— Required work —
Pull every line containing "content" out of the material below.

--- Start of Raw data ---

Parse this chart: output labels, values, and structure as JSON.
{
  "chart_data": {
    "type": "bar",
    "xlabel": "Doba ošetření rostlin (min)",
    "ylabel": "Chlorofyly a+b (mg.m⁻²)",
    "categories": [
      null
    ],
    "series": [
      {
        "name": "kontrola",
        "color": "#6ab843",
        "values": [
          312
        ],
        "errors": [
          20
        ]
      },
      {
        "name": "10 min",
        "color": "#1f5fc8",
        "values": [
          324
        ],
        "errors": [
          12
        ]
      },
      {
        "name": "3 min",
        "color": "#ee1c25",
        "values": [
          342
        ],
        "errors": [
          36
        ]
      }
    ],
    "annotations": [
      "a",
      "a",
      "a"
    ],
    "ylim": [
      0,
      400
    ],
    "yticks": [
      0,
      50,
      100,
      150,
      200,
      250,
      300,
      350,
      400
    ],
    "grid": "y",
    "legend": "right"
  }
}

--- End of Raw data ---
--- Start of Raw data ---

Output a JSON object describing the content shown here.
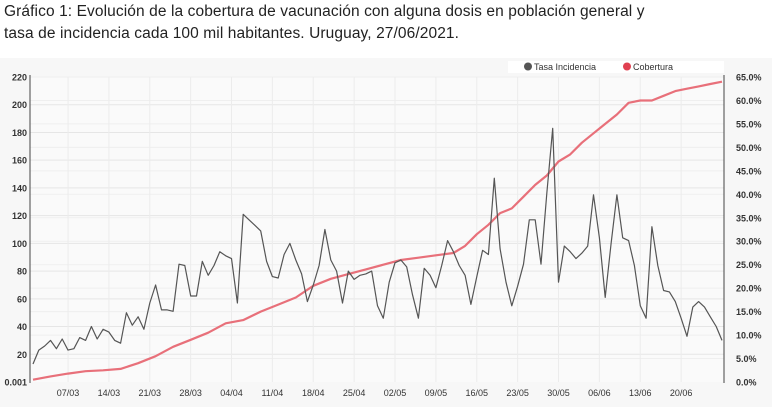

--- End of Raw data ---
--- Start of Raw data ---

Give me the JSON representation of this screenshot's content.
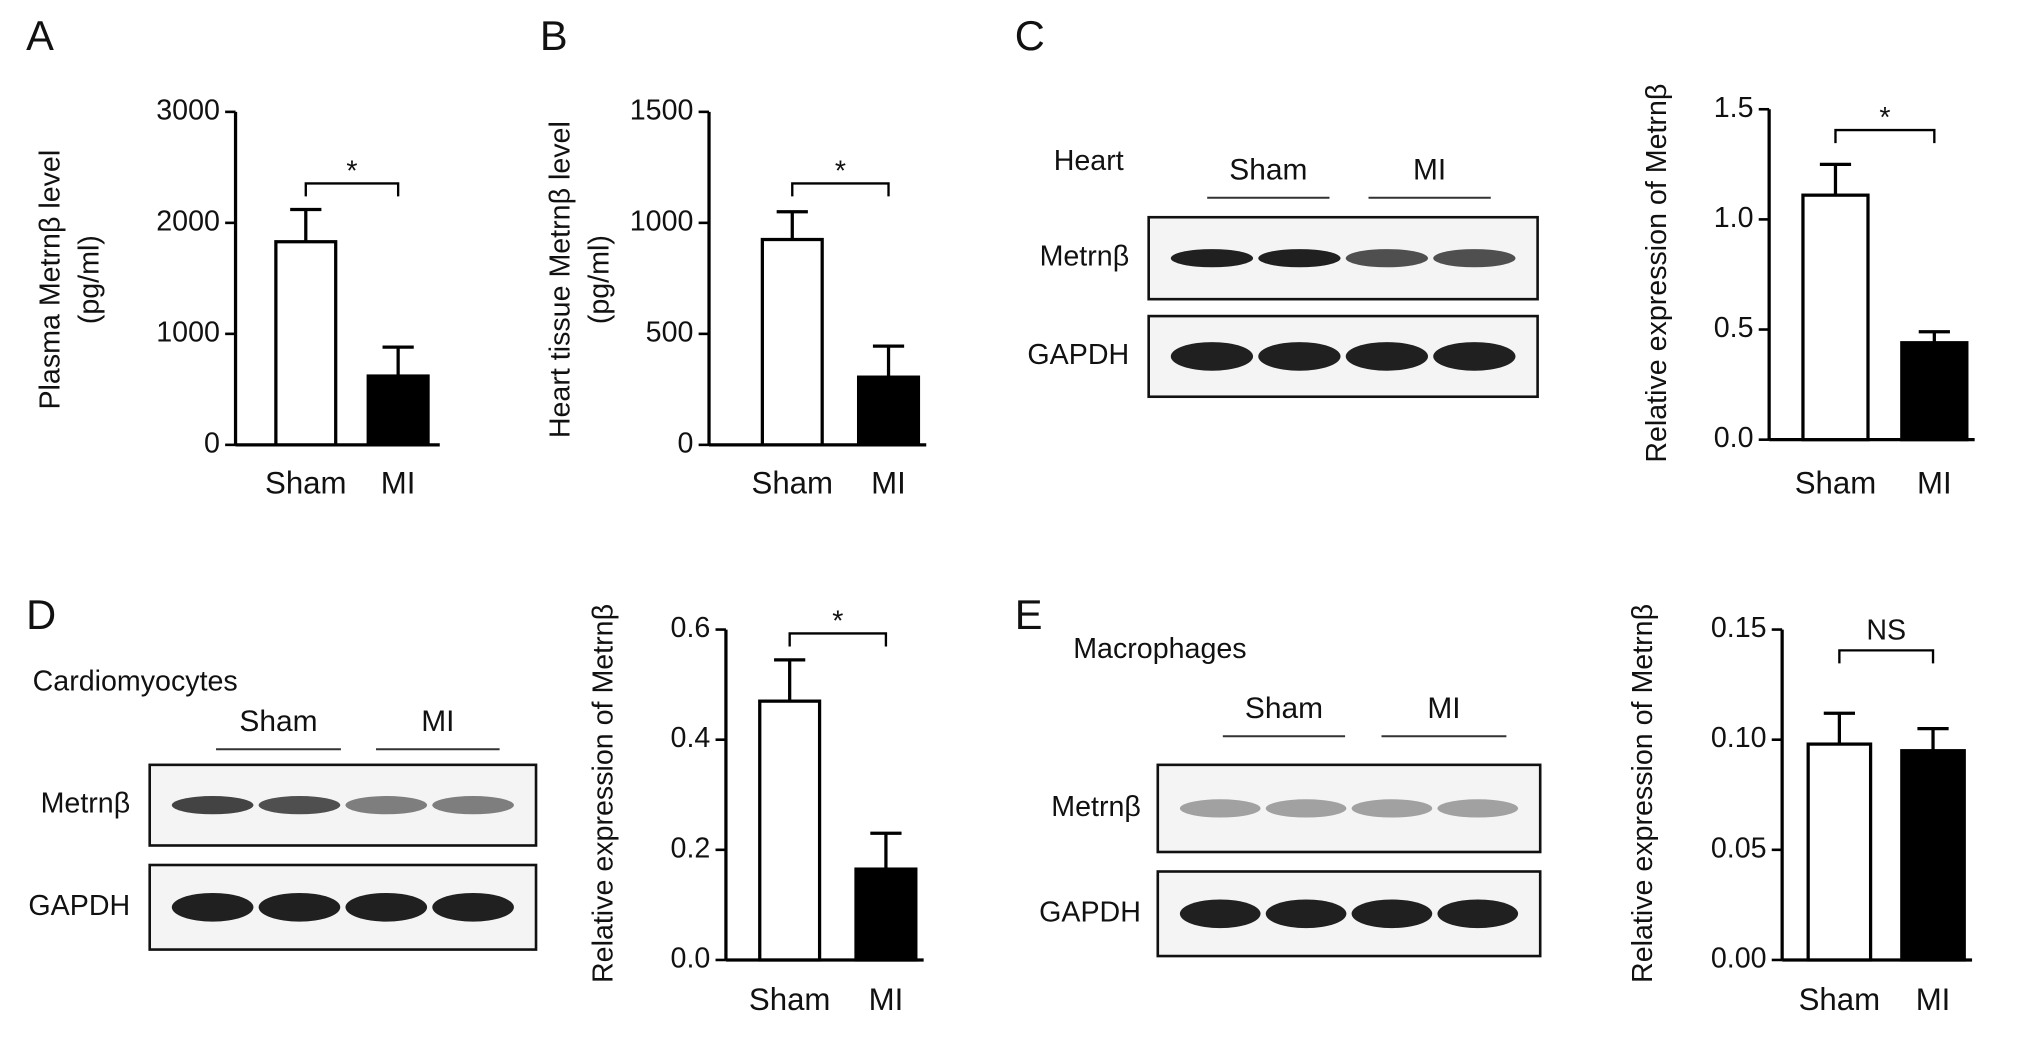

--- End of Raw data ---

— Answer for the task —
Output a JSON object describing the content shown here.
Give me the JSON representation of this screenshot's content.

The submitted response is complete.